▶ [Written problem]:
Each line of the listing must be transcribed exactly, except for the images, which should be excluded.

▶ [Source data]:
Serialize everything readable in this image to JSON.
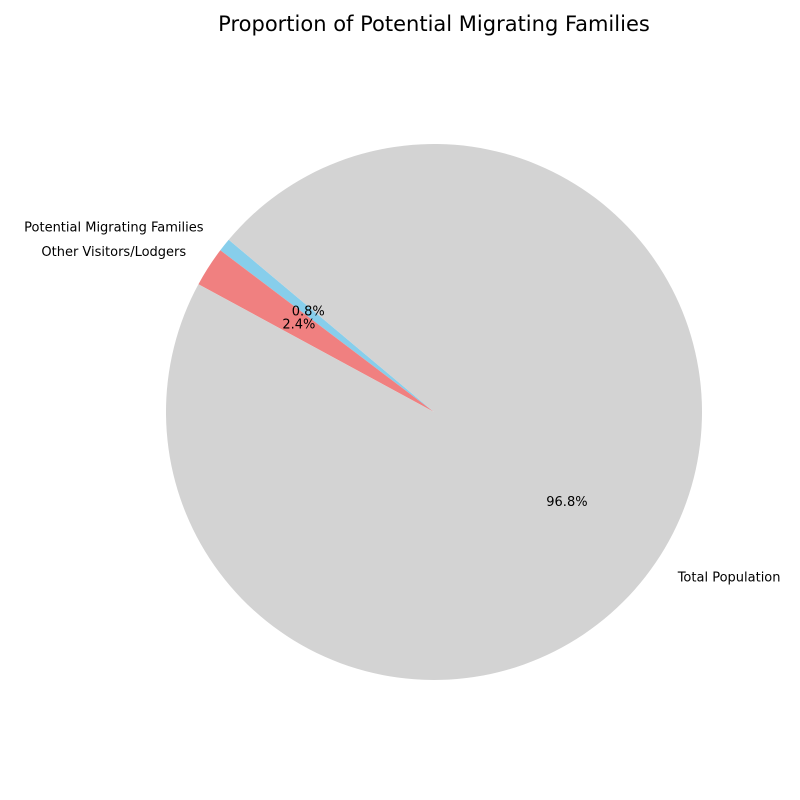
{
  "chart_data": {
    "type": "pie",
    "title": "Proportion of Potential Migrating Families",
    "slices": [
      {
        "label": "Potential Migrating Families",
        "value": 0.8,
        "pct_label": "0.8%",
        "color": "#87ceeb"
      },
      {
        "label": "Other Visitors/Lodgers",
        "value": 2.4,
        "pct_label": "2.4%",
        "color": "#f08080"
      },
      {
        "label": "Total Population",
        "value": 96.8,
        "pct_label": "96.8%",
        "color": "#d3d3d3"
      }
    ],
    "start_angle_deg": 140,
    "direction": "counterclockwise"
  }
}
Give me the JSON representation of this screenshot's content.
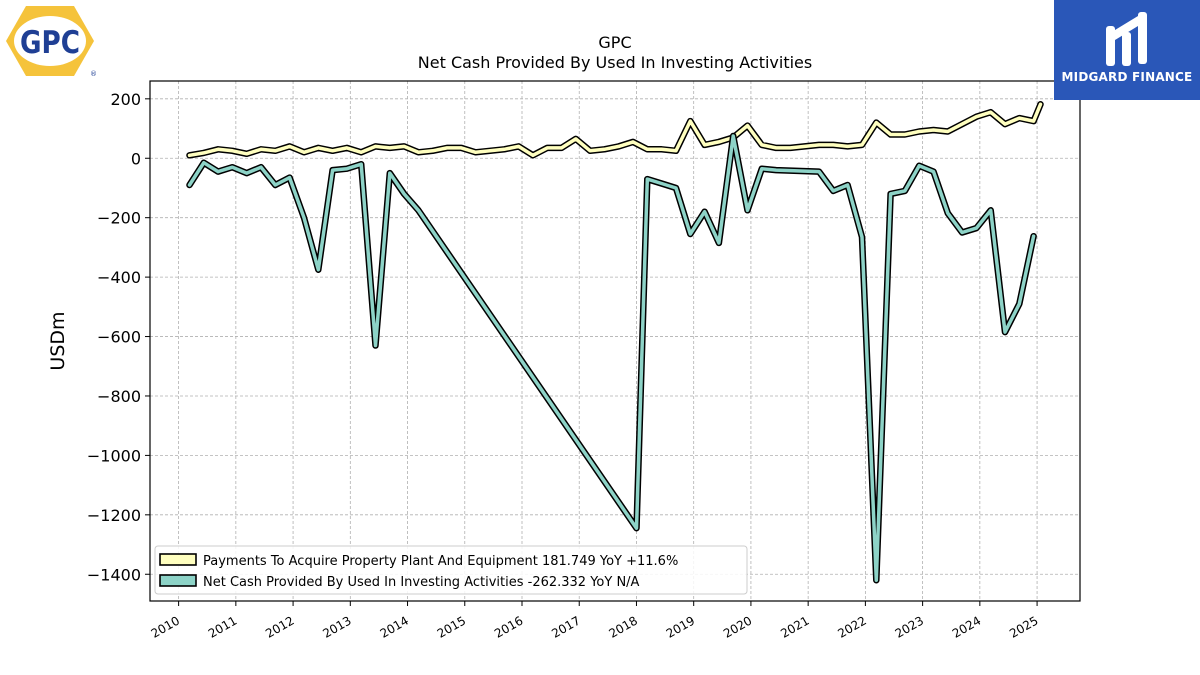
{
  "brand": {
    "left_logo_text": "GPC",
    "right_logo_text": "MIDGARD FINANCE",
    "gpc_yellow": "#f5c33b",
    "gpc_blue": "#1f3f94",
    "midgard_blue": "#2a57b8"
  },
  "chart_data": {
    "type": "line",
    "title": "GPC",
    "subtitle": "Net Cash Provided By Used In Investing Activities",
    "xlabel": "",
    "ylabel": "USDm",
    "xlim": [
      2009.5,
      2025.75
    ],
    "ylim": [
      -1490,
      260
    ],
    "yticks": [
      200,
      0,
      -200,
      -400,
      -600,
      -800,
      -1000,
      -1200,
      -1400
    ],
    "ytick_labels": [
      "200",
      "0",
      "−200",
      "−400",
      "−600",
      "−800",
      "−1000",
      "−1200",
      "−1400"
    ],
    "xticks": [
      2010,
      2011,
      2012,
      2013,
      2014,
      2015,
      2016,
      2017,
      2018,
      2019,
      2020,
      2021,
      2022,
      2023,
      2024,
      2025
    ],
    "xtick_labels": [
      "2010",
      "2011",
      "2012",
      "2013",
      "2014",
      "2015",
      "2016",
      "2017",
      "2018",
      "2019",
      "2020",
      "2021",
      "2022",
      "2023",
      "2024",
      "2025"
    ],
    "grid": true,
    "legend_position": "lower-left",
    "series": [
      {
        "name": "Payments To Acquire Property Plant And Equipment  181.749 YoY +11.6%",
        "color": "#ffffbf",
        "x": [
          2010.19,
          2010.44,
          2010.69,
          2010.94,
          2011.19,
          2011.44,
          2011.69,
          2011.94,
          2012.19,
          2012.44,
          2012.69,
          2012.94,
          2013.19,
          2013.44,
          2013.69,
          2013.94,
          2014.19,
          2014.44,
          2014.69,
          2014.94,
          2015.19,
          2015.44,
          2015.69,
          2015.94,
          2016.19,
          2016.44,
          2016.69,
          2016.94,
          2017.19,
          2017.44,
          2017.69,
          2017.94,
          2018.19,
          2018.44,
          2018.69,
          2018.94,
          2019.19,
          2019.44,
          2019.69,
          2019.94,
          2020.19,
          2020.44,
          2020.69,
          2020.94,
          2021.19,
          2021.44,
          2021.69,
          2021.94,
          2022.19,
          2022.44,
          2022.69,
          2022.94,
          2023.19,
          2023.44,
          2023.69,
          2023.94,
          2024.19,
          2024.44,
          2024.69,
          2024.94
        ],
        "values": [
          10,
          18,
          30,
          25,
          15,
          30,
          25,
          40,
          20,
          35,
          25,
          35,
          20,
          40,
          35,
          40,
          20,
          25,
          35,
          35,
          20,
          25,
          30,
          40,
          10,
          35,
          35,
          65,
          25,
          30,
          40,
          55,
          30,
          30,
          25,
          125,
          45,
          55,
          70,
          110,
          45,
          35,
          35,
          40,
          45,
          45,
          40,
          45,
          120,
          80,
          80,
          90,
          95,
          90,
          115,
          140,
          155,
          115,
          135,
          125
        ],
        "values_last_extra": [
          181.749
        ]
      },
      {
        "name": "Net Cash Provided By Used In Investing Activities  -262.332 YoY N/A",
        "color": "#8dd3c7",
        "x": [
          2010.19,
          2010.44,
          2010.69,
          2010.94,
          2011.19,
          2011.44,
          2011.69,
          2011.94,
          2012.19,
          2012.44,
          2012.69,
          2012.94,
          2013.19,
          2013.44,
          2013.69,
          2013.94,
          2014.19,
          2018.0,
          2018.19,
          2018.44,
          2018.69,
          2018.94,
          2019.19,
          2019.44,
          2019.69,
          2019.94,
          2020.19,
          2020.44,
          2021.19,
          2021.44,
          2021.69,
          2021.94,
          2022.19,
          2022.44,
          2022.69,
          2022.94,
          2023.19,
          2023.44,
          2023.69,
          2023.94,
          2024.19,
          2024.44,
          2024.69,
          2024.94
        ],
        "values": [
          -90,
          -15,
          -45,
          -30,
          -50,
          -30,
          -90,
          -65,
          -200,
          -375,
          -40,
          -35,
          -20,
          -630,
          -50,
          -120,
          -175,
          -1245,
          -70,
          -85,
          -100,
          -255,
          -180,
          -285,
          75,
          -175,
          -35,
          -40,
          -45,
          -110,
          -90,
          -265,
          -1420,
          -120,
          -110,
          -25,
          -45,
          -185,
          -250,
          -235,
          -175,
          -585,
          -490,
          -262.332
        ]
      }
    ]
  }
}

▶ [Answer to this task]:
Serialize everything readable in this image to JSON.
{
  "chart_data": {
    "type": "pie",
    "title": "Proportion of Potential Migrating Families",
    "slices": [
      {
        "label": "Potential Migrating Families",
        "value": 0.8,
        "pct_label": "0.8%",
        "color": "#87ceeb"
      },
      {
        "label": "Other Visitors/Lodgers",
        "value": 2.4,
        "pct_label": "2.4%",
        "color": "#f08080"
      },
      {
        "label": "Total Population",
        "value": 96.8,
        "pct_label": "96.8%",
        "color": "#d3d3d3"
      }
    ],
    "start_angle_deg": 140,
    "direction": "counterclockwise"
  }
}
Give me the JSON representation of this screenshot's content.
{
  "brand": {
    "left_logo_text": "GPC",
    "right_logo_text": "MIDGARD FINANCE",
    "gpc_yellow": "#f5c33b",
    "gpc_blue": "#1f3f94",
    "midgard_blue": "#2a57b8"
  },
  "chart_data": {
    "type": "line",
    "title": "GPC",
    "subtitle": "Net Cash Provided By Used In Investing Activities",
    "xlabel": "",
    "ylabel": "USDm",
    "xlim": [
      2009.5,
      2025.75
    ],
    "ylim": [
      -1490,
      260
    ],
    "yticks": [
      200,
      0,
      -200,
      -400,
      -600,
      -800,
      -1000,
      -1200,
      -1400
    ],
    "ytick_labels": [
      "200",
      "0",
      "−200",
      "−400",
      "−600",
      "−800",
      "−1000",
      "−1200",
      "−1400"
    ],
    "xticks": [
      2010,
      2011,
      2012,
      2013,
      2014,
      2015,
      2016,
      2017,
      2018,
      2019,
      2020,
      2021,
      2022,
      2023,
      2024,
      2025
    ],
    "xtick_labels": [
      "2010",
      "2011",
      "2012",
      "2013",
      "2014",
      "2015",
      "2016",
      "2017",
      "2018",
      "2019",
      "2020",
      "2021",
      "2022",
      "2023",
      "2024",
      "2025"
    ],
    "grid": true,
    "legend_position": "lower-left",
    "series": [
      {
        "name": "Payments To Acquire Property Plant And Equipment  181.749 YoY +11.6%",
        "color": "#ffffbf",
        "x": [
          2010.19,
          2010.44,
          2010.69,
          2010.94,
          2011.19,
          2011.44,
          2011.69,
          2011.94,
          2012.19,
          2012.44,
          2012.69,
          2012.94,
          2013.19,
          2013.44,
          2013.69,
          2013.94,
          2014.19,
          2014.44,
          2014.69,
          2014.94,
          2015.19,
          2015.44,
          2015.69,
          2015.94,
          2016.19,
          2016.44,
          2016.69,
          2016.94,
          2017.19,
          2017.44,
          2017.69,
          2017.94,
          2018.19,
          2018.44,
          2018.69,
          2018.94,
          2019.19,
          2019.44,
          2019.69,
          2019.94,
          2020.19,
          2020.44,
          2020.69,
          2020.94,
          2021.19,
          2021.44,
          2021.69,
          2021.94,
          2022.19,
          2022.44,
          2022.69,
          2022.94,
          2023.19,
          2023.44,
          2023.69,
          2023.94,
          2024.19,
          2024.44,
          2024.69,
          2024.94
        ],
        "values": [
          10,
          18,
          30,
          25,
          15,
          30,
          25,
          40,
          20,
          35,
          25,
          35,
          20,
          40,
          35,
          40,
          20,
          25,
          35,
          35,
          20,
          25,
          30,
          40,
          10,
          35,
          35,
          65,
          25,
          30,
          40,
          55,
          30,
          30,
          25,
          125,
          45,
          55,
          70,
          110,
          45,
          35,
          35,
          40,
          45,
          45,
          40,
          45,
          120,
          80,
          80,
          90,
          95,
          90,
          115,
          140,
          155,
          115,
          135,
          125
        ],
        "values_last_extra": [
          181.749
        ]
      },
      {
        "name": "Net Cash Provided By Used In Investing Activities  -262.332 YoY N/A",
        "color": "#8dd3c7",
        "x": [
          2010.19,
          2010.44,
          2010.69,
          2010.94,
          2011.19,
          2011.44,
          2011.69,
          2011.94,
          2012.19,
          2012.44,
          2012.69,
          2012.94,
          2013.19,
          2013.44,
          2013.69,
          2013.94,
          2014.19,
          2018.0,
          2018.19,
          2018.44,
          2018.69,
          2018.94,
          2019.19,
          2019.44,
          2019.69,
          2019.94,
          2020.19,
          2020.44,
          2021.19,
          2021.44,
          2021.69,
          2021.94,
          2022.19,
          2022.44,
          2022.69,
          2022.94,
          2023.19,
          2023.44,
          2023.69,
          2023.94,
          2024.19,
          2024.44,
          2024.69,
          2024.94
        ],
        "values": [
          -90,
          -15,
          -45,
          -30,
          -50,
          -30,
          -90,
          -65,
          -200,
          -375,
          -40,
          -35,
          -20,
          -630,
          -50,
          -120,
          -175,
          -1245,
          -70,
          -85,
          -100,
          -255,
          -180,
          -285,
          75,
          -175,
          -35,
          -40,
          -45,
          -110,
          -90,
          -265,
          -1420,
          -120,
          -110,
          -25,
          -45,
          -185,
          -250,
          -235,
          -175,
          -585,
          -490,
          -262.332
        ]
      }
    ]
  }
}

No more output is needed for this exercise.